- Set problem:
Your task is to transcribe the data in full.

- Data lines:
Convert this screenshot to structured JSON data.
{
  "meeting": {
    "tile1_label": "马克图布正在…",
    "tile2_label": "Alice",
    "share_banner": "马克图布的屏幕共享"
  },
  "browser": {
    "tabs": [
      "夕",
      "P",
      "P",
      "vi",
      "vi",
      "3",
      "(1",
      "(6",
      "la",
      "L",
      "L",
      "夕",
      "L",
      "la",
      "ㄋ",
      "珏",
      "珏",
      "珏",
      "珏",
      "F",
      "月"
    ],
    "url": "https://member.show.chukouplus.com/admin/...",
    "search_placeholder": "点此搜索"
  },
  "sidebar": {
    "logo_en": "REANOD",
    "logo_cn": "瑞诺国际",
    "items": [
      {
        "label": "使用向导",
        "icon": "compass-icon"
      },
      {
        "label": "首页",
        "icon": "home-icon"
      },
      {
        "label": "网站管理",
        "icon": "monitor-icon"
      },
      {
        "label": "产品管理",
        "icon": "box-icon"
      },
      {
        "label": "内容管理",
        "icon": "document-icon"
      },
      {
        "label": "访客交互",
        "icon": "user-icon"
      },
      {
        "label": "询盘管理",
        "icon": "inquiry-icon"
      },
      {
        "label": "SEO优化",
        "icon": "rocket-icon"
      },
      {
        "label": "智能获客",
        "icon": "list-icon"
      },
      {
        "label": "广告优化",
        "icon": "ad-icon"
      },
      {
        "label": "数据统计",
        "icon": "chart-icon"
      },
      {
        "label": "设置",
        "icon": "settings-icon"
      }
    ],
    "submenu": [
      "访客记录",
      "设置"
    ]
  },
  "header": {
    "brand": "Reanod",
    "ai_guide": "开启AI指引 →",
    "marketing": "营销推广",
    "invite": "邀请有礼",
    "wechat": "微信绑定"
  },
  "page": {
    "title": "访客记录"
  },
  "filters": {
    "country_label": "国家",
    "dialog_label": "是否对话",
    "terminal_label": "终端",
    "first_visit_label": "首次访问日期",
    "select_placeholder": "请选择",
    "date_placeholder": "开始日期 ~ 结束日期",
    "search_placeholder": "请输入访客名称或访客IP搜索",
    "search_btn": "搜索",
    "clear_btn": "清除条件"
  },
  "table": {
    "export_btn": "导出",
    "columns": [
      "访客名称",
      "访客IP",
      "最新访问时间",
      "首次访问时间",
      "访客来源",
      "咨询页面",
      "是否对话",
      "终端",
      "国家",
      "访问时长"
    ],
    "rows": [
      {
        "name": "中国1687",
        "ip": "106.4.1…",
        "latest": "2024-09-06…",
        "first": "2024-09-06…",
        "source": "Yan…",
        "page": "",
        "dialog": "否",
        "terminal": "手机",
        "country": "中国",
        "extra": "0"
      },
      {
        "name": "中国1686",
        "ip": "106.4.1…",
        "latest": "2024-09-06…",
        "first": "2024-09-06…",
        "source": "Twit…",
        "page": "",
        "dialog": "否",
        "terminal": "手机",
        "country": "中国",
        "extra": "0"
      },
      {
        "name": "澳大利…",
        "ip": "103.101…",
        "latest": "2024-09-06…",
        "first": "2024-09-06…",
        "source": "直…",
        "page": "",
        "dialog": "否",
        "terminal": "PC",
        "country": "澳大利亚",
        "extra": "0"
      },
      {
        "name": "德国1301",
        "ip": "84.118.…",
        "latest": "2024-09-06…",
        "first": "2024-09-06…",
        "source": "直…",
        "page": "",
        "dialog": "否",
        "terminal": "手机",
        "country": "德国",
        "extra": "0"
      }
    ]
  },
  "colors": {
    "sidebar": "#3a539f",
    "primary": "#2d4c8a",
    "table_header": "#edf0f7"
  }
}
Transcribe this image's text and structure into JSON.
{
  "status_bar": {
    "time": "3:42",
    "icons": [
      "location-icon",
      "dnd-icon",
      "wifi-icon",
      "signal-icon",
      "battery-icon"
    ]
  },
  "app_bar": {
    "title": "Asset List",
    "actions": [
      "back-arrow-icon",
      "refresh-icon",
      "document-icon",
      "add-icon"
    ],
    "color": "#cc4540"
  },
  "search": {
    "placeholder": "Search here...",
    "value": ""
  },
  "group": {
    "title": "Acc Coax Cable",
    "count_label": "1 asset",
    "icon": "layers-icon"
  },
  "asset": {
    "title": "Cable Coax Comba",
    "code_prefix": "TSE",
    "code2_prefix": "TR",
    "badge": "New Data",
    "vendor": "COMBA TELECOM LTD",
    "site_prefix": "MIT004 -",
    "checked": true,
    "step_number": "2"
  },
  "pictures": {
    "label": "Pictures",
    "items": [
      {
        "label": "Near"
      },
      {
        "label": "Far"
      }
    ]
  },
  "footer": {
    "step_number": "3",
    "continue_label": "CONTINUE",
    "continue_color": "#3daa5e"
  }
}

- Answer in full:
Convert this screenshot to structured JSON data.
{
  "meeting": {
    "tile1_label": "马克图布正在…",
    "tile2_label": "Alice",
    "share_banner": "马克图布的屏幕共享"
  },
  "browser": {
    "tabs": [
      "夕",
      "P",
      "P",
      "vi",
      "vi",
      "3",
      "(1",
      "(6",
      "la",
      "L",
      "L",
      "夕",
      "L",
      "la",
      "ㄋ",
      "珏",
      "珏",
      "珏",
      "珏",
      "F",
      "月"
    ],
    "url": "https://member.show.chukouplus.com/admin/...",
    "search_placeholder": "点此搜索"
  },
  "sidebar": {
    "logo_en": "REANOD",
    "logo_cn": "瑞诺国际",
    "items": [
      {
        "label": "使用向导",
        "icon": "compass-icon"
      },
      {
        "label": "首页",
        "icon": "home-icon"
      },
      {
        "label": "网站管理",
        "icon": "monitor-icon"
      },
      {
        "label": "产品管理",
        "icon": "box-icon"
      },
      {
        "label": "内容管理",
        "icon": "document-icon"
      },
      {
        "label": "访客交互",
        "icon": "user-icon"
      },
      {
        "label": "询盘管理",
        "icon": "inquiry-icon"
      },
      {
        "label": "SEO优化",
        "icon": "rocket-icon"
      },
      {
        "label": "智能获客",
        "icon": "list-icon"
      },
      {
        "label": "广告优化",
        "icon": "ad-icon"
      },
      {
        "label": "数据统计",
        "icon": "chart-icon"
      },
      {
        "label": "设置",
        "icon": "settings-icon"
      }
    ],
    "submenu": [
      "访客记录",
      "设置"
    ]
  },
  "header": {
    "brand": "Reanod",
    "ai_guide": "开启AI指引 →",
    "marketing": "营销推广",
    "invite": "邀请有礼",
    "wechat": "微信绑定"
  },
  "page": {
    "title": "访客记录"
  },
  "filters": {
    "country_label": "国家",
    "dialog_label": "是否对话",
    "terminal_label": "终端",
    "first_visit_label": "首次访问日期",
    "select_placeholder": "请选择",
    "date_placeholder": "开始日期 ~ 结束日期",
    "search_placeholder": "请输入访客名称或访客IP搜索",
    "search_btn": "搜索",
    "clear_btn": "清除条件"
  },
  "table": {
    "export_btn": "导出",
    "columns": [
      "访客名称",
      "访客IP",
      "最新访问时间",
      "首次访问时间",
      "访客来源",
      "咨询页面",
      "是否对话",
      "终端",
      "国家",
      "访问时长"
    ],
    "rows": [
      {
        "name": "中国1687",
        "ip": "106.4.1…",
        "latest": "2024-09-06…",
        "first": "2024-09-06…",
        "source": "Yan…",
        "page": "",
        "dialog": "否",
        "terminal": "手机",
        "country": "中国",
        "extra": "0"
      },
      {
        "name": "中国1686",
        "ip": "106.4.1…",
        "latest": "2024-09-06…",
        "first": "2024-09-06…",
        "source": "Twit…",
        "page": "",
        "dialog": "否",
        "terminal": "手机",
        "country": "中国",
        "extra": "0"
      },
      {
        "name": "澳大利…",
        "ip": "103.101…",
        "latest": "2024-09-06…",
        "first": "2024-09-06…",
        "source": "直…",
        "page": "",
        "dialog": "否",
        "terminal": "PC",
        "country": "澳大利亚",
        "extra": "0"
      },
      {
        "name": "德国1301",
        "ip": "84.118.…",
        "latest": "2024-09-06…",
        "first": "2024-09-06…",
        "source": "直…",
        "page": "",
        "dialog": "否",
        "terminal": "手机",
        "country": "德国",
        "extra": "0"
      }
    ]
  },
  "colors": {
    "sidebar": "#3a539f",
    "primary": "#2d4c8a",
    "table_header": "#edf0f7"
  }
}
Transcribe this image's text and structure into JSON.
{
  "status_bar": {
    "time": "3:42",
    "icons": [
      "location-icon",
      "dnd-icon",
      "wifi-icon",
      "signal-icon",
      "battery-icon"
    ]
  },
  "app_bar": {
    "title": "Asset List",
    "actions": [
      "back-arrow-icon",
      "refresh-icon",
      "document-icon",
      "add-icon"
    ],
    "color": "#cc4540"
  },
  "search": {
    "placeholder": "Search here...",
    "value": ""
  },
  "group": {
    "title": "Acc Coax Cable",
    "count_label": "1 asset",
    "icon": "layers-icon"
  },
  "asset": {
    "title": "Cable Coax Comba",
    "code_prefix": "TSE",
    "code2_prefix": "TR",
    "badge": "New Data",
    "vendor": "COMBA TELECOM LTD",
    "site_prefix": "MIT004 -",
    "checked": true,
    "step_number": "2"
  },
  "pictures": {
    "label": "Pictures",
    "items": [
      {
        "label": "Near"
      },
      {
        "label": "Far"
      }
    ]
  },
  "footer": {
    "step_number": "3",
    "continue_label": "CONTINUE",
    "continue_color": "#3daa5e"
  }
}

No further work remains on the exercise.